**Records provided**
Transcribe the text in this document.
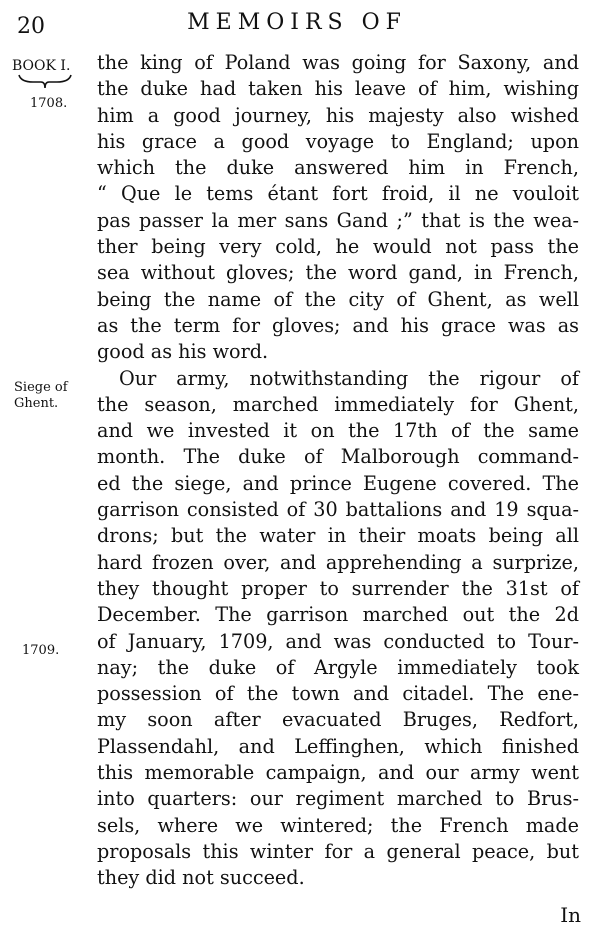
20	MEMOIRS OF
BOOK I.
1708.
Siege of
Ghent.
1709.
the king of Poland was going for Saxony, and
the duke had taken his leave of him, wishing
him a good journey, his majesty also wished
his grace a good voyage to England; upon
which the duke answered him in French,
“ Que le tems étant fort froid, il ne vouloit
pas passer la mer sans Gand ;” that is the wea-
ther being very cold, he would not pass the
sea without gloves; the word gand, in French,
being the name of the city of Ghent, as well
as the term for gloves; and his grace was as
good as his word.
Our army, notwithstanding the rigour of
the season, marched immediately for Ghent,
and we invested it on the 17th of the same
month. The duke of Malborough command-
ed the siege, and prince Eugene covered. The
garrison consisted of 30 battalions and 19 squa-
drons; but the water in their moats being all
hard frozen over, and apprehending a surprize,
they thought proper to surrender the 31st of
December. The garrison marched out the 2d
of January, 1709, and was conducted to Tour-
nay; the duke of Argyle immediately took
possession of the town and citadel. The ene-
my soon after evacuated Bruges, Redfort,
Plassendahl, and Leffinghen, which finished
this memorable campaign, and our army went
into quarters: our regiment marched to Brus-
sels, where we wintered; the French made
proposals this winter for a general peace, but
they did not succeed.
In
---
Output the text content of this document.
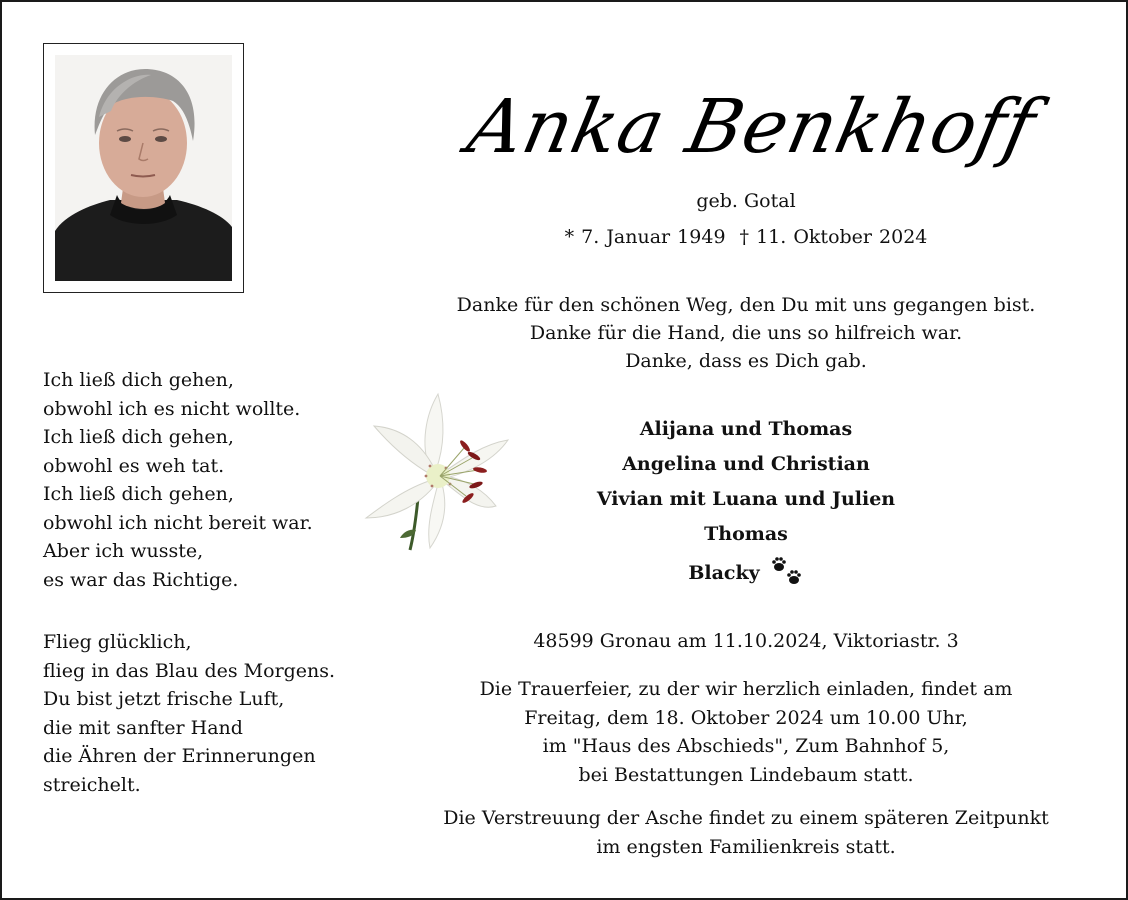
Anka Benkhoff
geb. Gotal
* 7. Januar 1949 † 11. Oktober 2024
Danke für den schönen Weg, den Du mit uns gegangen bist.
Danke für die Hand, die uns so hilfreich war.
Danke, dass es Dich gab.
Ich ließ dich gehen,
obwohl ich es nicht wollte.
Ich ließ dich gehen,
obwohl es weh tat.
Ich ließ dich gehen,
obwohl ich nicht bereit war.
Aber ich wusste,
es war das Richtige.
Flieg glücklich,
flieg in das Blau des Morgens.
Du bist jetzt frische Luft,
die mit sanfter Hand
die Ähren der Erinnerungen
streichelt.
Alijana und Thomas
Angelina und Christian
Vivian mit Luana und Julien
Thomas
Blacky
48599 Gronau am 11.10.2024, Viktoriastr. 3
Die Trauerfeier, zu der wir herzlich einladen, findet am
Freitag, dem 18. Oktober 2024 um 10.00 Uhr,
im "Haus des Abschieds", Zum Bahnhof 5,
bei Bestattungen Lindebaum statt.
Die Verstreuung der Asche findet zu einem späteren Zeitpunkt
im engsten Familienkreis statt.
--
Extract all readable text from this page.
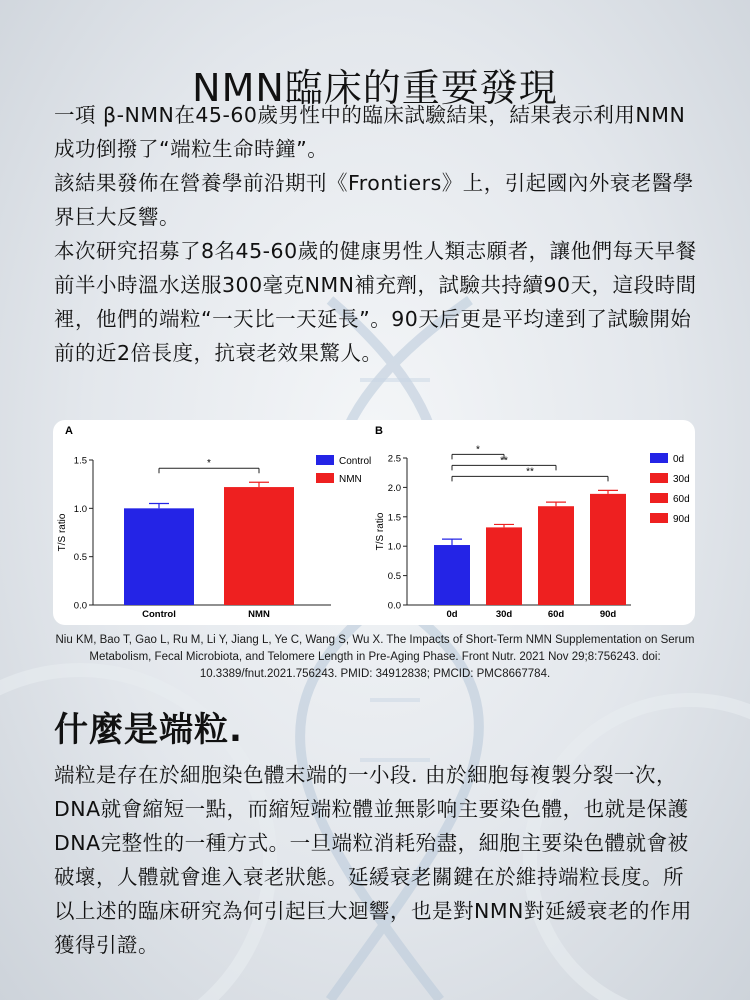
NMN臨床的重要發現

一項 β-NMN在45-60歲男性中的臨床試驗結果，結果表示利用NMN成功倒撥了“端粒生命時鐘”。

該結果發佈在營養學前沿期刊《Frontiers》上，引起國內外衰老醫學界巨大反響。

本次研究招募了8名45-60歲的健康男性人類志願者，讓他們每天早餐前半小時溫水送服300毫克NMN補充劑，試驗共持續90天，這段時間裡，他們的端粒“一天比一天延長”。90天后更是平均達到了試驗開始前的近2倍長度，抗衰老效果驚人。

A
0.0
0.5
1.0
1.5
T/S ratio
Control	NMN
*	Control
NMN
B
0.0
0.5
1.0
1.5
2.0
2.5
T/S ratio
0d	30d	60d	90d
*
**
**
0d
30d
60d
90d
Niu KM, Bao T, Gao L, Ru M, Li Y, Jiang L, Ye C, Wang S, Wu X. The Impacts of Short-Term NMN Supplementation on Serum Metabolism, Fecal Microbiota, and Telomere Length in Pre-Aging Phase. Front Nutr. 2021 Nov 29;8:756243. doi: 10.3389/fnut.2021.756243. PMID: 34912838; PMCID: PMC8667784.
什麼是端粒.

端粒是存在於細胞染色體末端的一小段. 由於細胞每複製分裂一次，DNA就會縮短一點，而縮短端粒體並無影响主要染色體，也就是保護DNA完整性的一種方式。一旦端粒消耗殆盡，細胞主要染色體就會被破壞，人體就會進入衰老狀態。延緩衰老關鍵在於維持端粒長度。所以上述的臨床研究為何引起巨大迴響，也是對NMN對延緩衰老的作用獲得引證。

**Goal**
Copy all lines of the listing above that contain the string "text".

**Final answer**
Transcribe the text in this document.
Output the text content of this document.
Extract all readable text from this page.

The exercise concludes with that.